Task instructions: Copy out each line of the listing that has the word "object" in it.

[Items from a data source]

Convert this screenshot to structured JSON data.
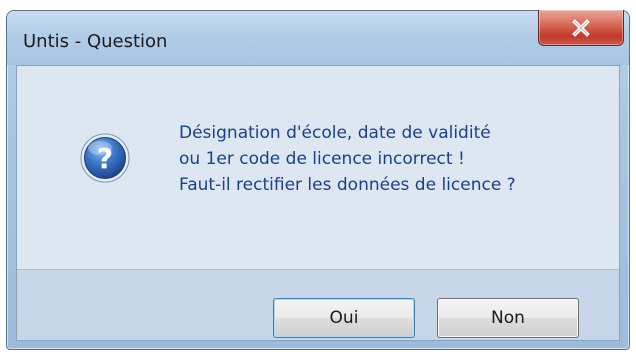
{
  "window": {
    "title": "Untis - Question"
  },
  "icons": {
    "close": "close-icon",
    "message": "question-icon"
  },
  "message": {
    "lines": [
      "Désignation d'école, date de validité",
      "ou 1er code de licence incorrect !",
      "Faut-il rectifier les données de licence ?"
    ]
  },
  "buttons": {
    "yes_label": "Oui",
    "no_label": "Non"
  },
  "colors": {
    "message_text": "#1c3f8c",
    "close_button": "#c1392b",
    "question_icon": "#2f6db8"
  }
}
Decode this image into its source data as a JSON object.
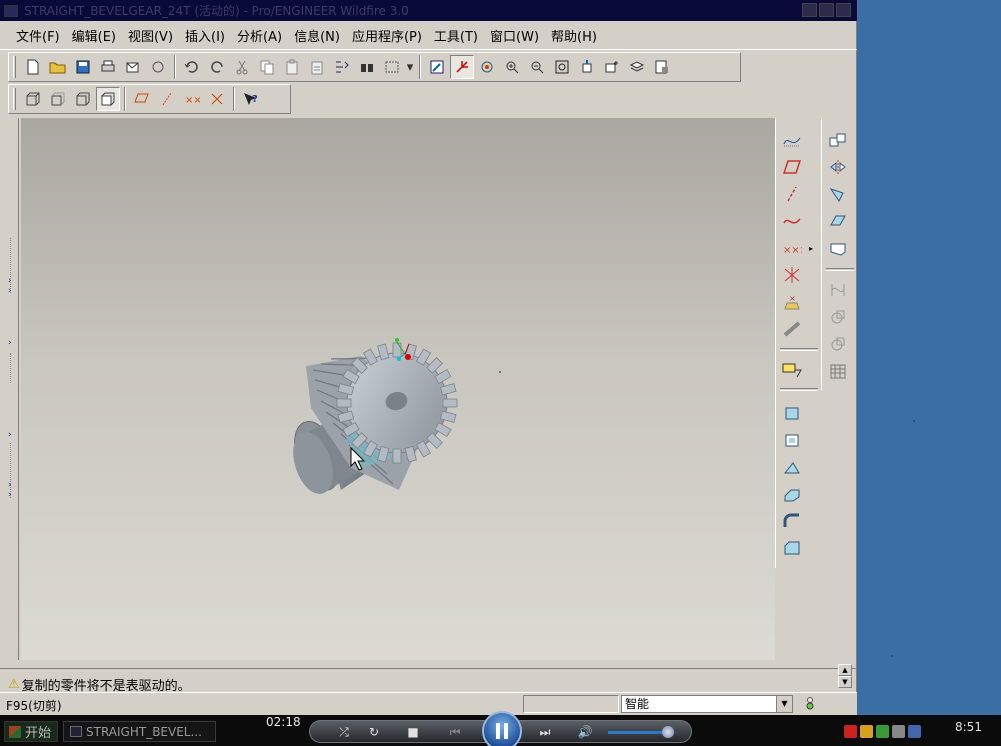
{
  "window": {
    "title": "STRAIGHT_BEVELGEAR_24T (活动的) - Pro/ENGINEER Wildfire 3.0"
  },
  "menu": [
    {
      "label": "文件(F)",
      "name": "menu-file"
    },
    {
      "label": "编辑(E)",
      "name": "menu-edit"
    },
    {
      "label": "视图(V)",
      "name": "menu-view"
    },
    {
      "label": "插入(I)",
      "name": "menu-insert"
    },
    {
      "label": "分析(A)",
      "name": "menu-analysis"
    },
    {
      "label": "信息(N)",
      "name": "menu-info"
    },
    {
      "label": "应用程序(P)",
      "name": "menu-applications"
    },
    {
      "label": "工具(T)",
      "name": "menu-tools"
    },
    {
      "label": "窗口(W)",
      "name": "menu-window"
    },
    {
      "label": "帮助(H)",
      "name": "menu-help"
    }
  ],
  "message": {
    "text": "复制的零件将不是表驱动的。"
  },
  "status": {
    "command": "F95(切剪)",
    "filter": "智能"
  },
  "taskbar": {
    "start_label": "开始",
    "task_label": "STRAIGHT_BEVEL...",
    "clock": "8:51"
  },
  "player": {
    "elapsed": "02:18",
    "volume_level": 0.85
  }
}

...

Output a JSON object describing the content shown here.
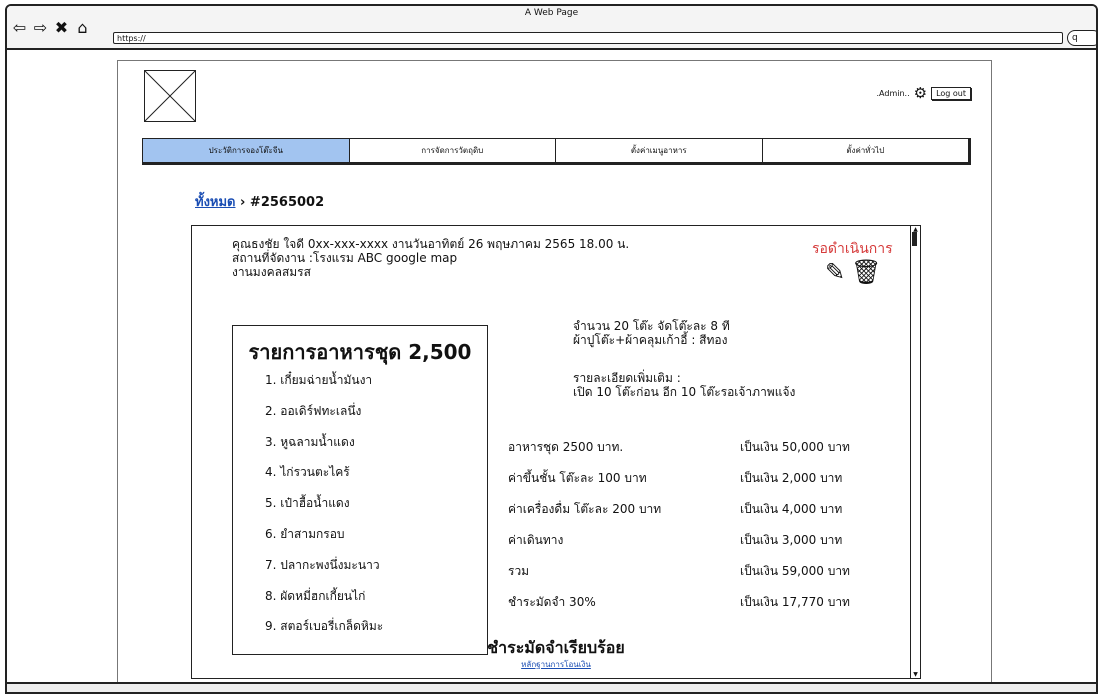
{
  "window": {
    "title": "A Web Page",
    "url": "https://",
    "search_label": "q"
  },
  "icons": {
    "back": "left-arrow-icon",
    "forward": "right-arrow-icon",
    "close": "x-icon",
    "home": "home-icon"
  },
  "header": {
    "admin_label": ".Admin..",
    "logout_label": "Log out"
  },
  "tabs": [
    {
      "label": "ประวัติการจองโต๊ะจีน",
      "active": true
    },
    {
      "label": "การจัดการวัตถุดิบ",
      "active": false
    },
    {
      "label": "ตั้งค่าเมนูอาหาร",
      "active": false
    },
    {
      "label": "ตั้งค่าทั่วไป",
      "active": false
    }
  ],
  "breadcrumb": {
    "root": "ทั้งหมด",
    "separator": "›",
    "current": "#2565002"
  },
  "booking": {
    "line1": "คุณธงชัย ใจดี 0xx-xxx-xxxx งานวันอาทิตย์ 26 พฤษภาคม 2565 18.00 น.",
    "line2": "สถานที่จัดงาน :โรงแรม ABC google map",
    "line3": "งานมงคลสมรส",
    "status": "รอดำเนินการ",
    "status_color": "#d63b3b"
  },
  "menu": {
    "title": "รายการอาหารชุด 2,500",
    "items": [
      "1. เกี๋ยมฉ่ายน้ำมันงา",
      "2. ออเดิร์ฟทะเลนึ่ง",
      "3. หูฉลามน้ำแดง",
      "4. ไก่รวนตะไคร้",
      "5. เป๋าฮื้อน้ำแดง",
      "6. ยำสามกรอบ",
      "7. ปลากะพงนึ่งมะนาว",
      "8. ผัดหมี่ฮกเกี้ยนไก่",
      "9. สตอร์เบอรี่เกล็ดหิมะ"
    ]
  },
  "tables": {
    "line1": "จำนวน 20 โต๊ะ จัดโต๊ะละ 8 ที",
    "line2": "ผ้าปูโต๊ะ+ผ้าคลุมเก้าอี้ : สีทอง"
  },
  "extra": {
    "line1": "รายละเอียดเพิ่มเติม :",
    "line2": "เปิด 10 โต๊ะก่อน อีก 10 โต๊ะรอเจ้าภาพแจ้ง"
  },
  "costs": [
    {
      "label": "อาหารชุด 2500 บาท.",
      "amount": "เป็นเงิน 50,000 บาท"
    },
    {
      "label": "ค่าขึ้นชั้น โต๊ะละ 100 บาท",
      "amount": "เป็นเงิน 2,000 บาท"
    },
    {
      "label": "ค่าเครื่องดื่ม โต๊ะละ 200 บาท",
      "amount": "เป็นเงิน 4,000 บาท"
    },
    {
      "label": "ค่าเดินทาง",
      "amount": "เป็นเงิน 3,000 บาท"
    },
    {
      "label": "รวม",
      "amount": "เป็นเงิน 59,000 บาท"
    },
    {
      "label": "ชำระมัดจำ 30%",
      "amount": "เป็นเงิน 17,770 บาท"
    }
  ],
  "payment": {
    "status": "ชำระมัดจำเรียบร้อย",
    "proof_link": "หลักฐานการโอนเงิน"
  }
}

* * *

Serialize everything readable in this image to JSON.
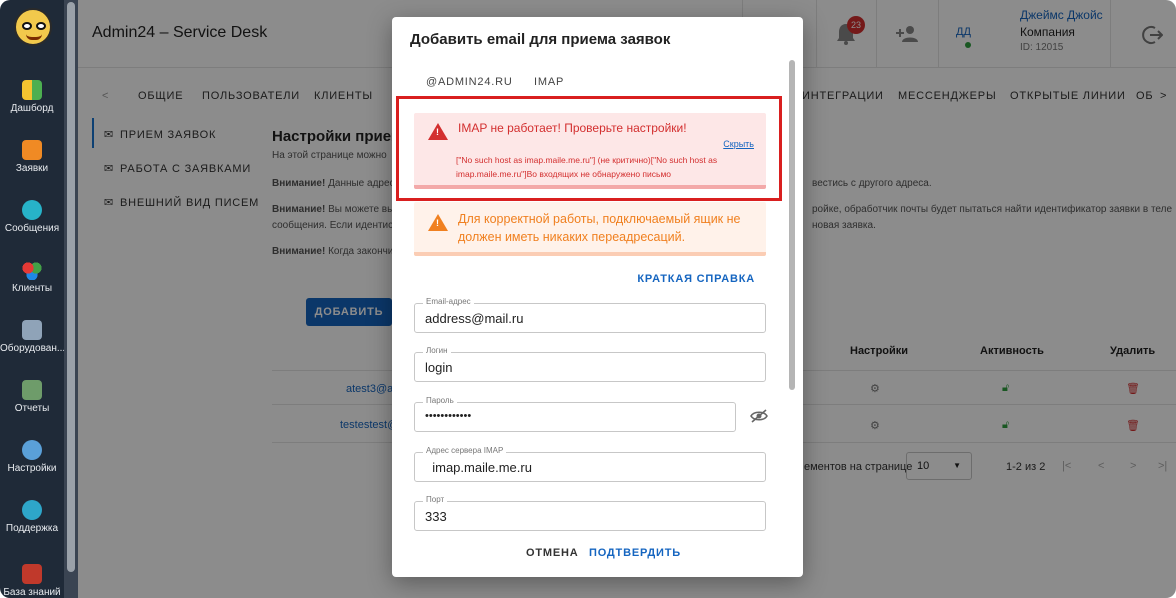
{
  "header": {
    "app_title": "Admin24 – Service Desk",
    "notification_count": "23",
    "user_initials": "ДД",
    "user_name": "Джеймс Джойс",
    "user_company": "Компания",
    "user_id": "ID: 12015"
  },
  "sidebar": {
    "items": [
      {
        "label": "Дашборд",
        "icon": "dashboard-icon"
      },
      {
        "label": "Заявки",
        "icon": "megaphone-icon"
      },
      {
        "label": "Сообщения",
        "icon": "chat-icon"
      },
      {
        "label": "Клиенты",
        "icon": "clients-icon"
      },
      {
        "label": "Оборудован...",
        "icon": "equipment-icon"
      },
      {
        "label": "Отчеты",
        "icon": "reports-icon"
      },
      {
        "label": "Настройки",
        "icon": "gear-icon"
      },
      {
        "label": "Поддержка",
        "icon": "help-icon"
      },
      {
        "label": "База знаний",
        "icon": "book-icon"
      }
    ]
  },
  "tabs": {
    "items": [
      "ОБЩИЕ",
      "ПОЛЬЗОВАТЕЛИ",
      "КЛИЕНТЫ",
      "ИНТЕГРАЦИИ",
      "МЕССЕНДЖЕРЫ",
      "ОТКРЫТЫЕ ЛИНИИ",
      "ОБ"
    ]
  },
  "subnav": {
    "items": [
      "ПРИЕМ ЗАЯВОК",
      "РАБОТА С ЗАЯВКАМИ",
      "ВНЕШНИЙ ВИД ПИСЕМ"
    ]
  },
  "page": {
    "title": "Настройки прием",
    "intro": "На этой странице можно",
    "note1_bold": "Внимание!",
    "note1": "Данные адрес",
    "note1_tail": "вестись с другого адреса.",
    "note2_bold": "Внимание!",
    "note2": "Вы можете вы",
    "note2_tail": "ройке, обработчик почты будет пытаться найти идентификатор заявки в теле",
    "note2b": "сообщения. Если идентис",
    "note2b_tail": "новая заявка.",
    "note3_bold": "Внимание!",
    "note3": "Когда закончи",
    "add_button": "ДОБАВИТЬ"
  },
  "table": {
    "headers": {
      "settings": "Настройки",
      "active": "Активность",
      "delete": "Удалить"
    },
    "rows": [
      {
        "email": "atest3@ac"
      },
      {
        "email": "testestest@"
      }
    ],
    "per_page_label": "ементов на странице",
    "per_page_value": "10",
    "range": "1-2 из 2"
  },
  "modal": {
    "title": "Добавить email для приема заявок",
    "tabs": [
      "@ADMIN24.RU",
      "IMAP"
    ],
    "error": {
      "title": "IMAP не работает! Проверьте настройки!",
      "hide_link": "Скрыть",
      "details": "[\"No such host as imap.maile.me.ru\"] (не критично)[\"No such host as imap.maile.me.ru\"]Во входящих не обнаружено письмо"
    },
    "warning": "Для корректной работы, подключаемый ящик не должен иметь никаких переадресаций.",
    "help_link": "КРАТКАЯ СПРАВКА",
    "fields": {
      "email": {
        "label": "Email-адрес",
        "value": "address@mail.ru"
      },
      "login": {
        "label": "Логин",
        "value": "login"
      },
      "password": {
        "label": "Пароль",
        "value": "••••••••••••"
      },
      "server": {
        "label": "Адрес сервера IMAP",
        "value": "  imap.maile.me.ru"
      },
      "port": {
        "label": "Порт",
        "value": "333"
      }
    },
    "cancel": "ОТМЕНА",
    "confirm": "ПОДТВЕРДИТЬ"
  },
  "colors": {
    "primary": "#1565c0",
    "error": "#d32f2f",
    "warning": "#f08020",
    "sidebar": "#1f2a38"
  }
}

Result of this task:
Decode this image into its source data as a JSON object.
Output a JSON object describing the content shown here.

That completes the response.